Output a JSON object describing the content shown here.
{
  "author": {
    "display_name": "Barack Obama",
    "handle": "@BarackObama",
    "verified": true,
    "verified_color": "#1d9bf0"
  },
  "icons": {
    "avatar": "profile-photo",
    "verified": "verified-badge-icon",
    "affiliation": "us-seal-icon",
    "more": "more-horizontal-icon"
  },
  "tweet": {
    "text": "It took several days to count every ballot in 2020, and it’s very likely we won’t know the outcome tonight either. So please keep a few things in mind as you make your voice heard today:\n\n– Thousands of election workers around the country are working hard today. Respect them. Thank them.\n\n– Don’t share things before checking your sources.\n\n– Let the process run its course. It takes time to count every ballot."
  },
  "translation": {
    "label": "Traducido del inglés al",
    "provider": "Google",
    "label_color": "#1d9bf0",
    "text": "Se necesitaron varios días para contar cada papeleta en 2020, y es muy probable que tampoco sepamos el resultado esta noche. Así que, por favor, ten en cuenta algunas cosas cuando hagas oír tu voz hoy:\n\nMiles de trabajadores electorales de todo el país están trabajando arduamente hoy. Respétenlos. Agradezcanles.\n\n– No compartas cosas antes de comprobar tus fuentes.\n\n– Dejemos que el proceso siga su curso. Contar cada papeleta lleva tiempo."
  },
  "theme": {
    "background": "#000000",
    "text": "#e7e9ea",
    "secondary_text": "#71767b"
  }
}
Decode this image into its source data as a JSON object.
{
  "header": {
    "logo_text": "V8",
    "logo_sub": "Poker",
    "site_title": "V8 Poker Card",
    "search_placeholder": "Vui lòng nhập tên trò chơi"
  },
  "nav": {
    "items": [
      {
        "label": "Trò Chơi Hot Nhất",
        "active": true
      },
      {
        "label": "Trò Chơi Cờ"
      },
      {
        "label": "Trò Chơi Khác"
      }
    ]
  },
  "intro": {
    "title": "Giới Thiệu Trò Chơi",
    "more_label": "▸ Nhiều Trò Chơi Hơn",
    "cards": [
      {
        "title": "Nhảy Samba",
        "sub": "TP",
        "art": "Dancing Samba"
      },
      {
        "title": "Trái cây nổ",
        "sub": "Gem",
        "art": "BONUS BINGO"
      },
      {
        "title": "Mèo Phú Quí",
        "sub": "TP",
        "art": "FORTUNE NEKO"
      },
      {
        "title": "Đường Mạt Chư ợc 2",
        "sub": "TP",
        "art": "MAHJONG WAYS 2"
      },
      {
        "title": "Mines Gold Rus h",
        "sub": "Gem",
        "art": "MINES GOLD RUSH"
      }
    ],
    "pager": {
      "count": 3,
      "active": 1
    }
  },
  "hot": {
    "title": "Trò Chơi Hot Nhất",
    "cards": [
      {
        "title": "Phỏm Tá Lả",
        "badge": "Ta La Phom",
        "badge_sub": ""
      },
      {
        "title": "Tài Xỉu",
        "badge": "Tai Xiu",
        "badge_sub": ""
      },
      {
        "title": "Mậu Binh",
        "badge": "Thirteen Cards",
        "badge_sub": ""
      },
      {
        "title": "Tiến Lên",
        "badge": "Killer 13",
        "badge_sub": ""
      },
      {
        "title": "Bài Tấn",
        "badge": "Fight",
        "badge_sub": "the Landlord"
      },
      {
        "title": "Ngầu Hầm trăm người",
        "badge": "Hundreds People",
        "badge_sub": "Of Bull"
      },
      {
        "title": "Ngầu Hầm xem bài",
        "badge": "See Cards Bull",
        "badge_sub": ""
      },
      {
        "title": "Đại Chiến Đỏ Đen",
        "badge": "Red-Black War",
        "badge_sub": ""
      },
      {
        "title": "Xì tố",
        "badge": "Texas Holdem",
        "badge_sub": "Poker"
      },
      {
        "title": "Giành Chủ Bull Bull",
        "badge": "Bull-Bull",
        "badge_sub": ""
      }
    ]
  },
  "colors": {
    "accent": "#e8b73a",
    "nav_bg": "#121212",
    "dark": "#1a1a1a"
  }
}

-------------------------

Required task: Print the whole listing again, exactly.

Exercise result:
Output a JSON object describing the content shown here.
{
  "author": {
    "display_name": "Barack Obama",
    "handle": "@BarackObama",
    "verified": true,
    "verified_color": "#1d9bf0"
  },
  "icons": {
    "avatar": "profile-photo",
    "verified": "verified-badge-icon",
    "affiliation": "us-seal-icon",
    "more": "more-horizontal-icon"
  },
  "tweet": {
    "text": "It took several days to count every ballot in 2020, and it’s very likely we won’t know the outcome tonight either. So please keep a few things in mind as you make your voice heard today:\n\n– Thousands of election workers around the country are working hard today. Respect them. Thank them.\n\n– Don’t share things before checking your sources.\n\n– Let the process run its course. It takes time to count every ballot."
  },
  "translation": {
    "label": "Traducido del inglés al",
    "provider": "Google",
    "label_color": "#1d9bf0",
    "text": "Se necesitaron varios días para contar cada papeleta en 2020, y es muy probable que tampoco sepamos el resultado esta noche. Así que, por favor, ten en cuenta algunas cosas cuando hagas oír tu voz hoy:\n\nMiles de trabajadores electorales de todo el país están trabajando arduamente hoy. Respétenlos. Agradezcanles.\n\n– No compartas cosas antes de comprobar tus fuentes.\n\n– Dejemos que el proceso siga su curso. Contar cada papeleta lleva tiempo."
  },
  "theme": {
    "background": "#000000",
    "text": "#e7e9ea",
    "secondary_text": "#71767b"
  }
}
Decode this image into its source data as a JSON object.
{
  "header": {
    "logo_text": "V8",
    "logo_sub": "Poker",
    "site_title": "V8 Poker Card",
    "search_placeholder": "Vui lòng nhập tên trò chơi"
  },
  "nav": {
    "items": [
      {
        "label": "Trò Chơi Hot Nhất",
        "active": true
      },
      {
        "label": "Trò Chơi Cờ"
      },
      {
        "label": "Trò Chơi Khác"
      }
    ]
  },
  "intro": {
    "title": "Giới Thiệu Trò Chơi",
    "more_label": "▸ Nhiều Trò Chơi Hơn",
    "cards": [
      {
        "title": "Nhảy Samba",
        "sub": "TP",
        "art": "Dancing Samba"
      },
      {
        "title": "Trái cây nổ",
        "sub": "Gem",
        "art": "BONUS BINGO"
      },
      {
        "title": "Mèo Phú Quí",
        "sub": "TP",
        "art": "FORTUNE NEKO"
      },
      {
        "title": "Đường Mạt Chư ợc 2",
        "sub": "TP",
        "art": "MAHJONG WAYS 2"
      },
      {
        "title": "Mines Gold Rus h",
        "sub": "Gem",
        "art": "MINES GOLD RUSH"
      }
    ],
    "pager": {
      "count": 3,
      "active": 1
    }
  },
  "hot": {
    "title": "Trò Chơi Hot Nhất",
    "cards": [
      {
        "title": "Phỏm Tá Lả",
        "badge": "Ta La Phom",
        "badge_sub": ""
      },
      {
        "title": "Tài Xỉu",
        "badge": "Tai Xiu",
        "badge_sub": ""
      },
      {
        "title": "Mậu Binh",
        "badge": "Thirteen Cards",
        "badge_sub": ""
      },
      {
        "title": "Tiến Lên",
        "badge": "Killer 13",
        "badge_sub": ""
      },
      {
        "title": "Bài Tấn",
        "badge": "Fight",
        "badge_sub": "the Landlord"
      },
      {
        "title": "Ngầu Hầm trăm người",
        "badge": "Hundreds People",
        "badge_sub": "Of Bull"
      },
      {
        "title": "Ngầu Hầm xem bài",
        "badge": "See Cards Bull",
        "badge_sub": ""
      },
      {
        "title": "Đại Chiến Đỏ Đen",
        "badge": "Red-Black War",
        "badge_sub": ""
      },
      {
        "title": "Xì tố",
        "badge": "Texas Holdem",
        "badge_sub": "Poker"
      },
      {
        "title": "Giành Chủ Bull Bull",
        "badge": "Bull-Bull",
        "badge_sub": ""
      }
    ]
  },
  "colors": {
    "accent": "#e8b73a",
    "nav_bg": "#121212",
    "dark": "#1a1a1a"
  }
}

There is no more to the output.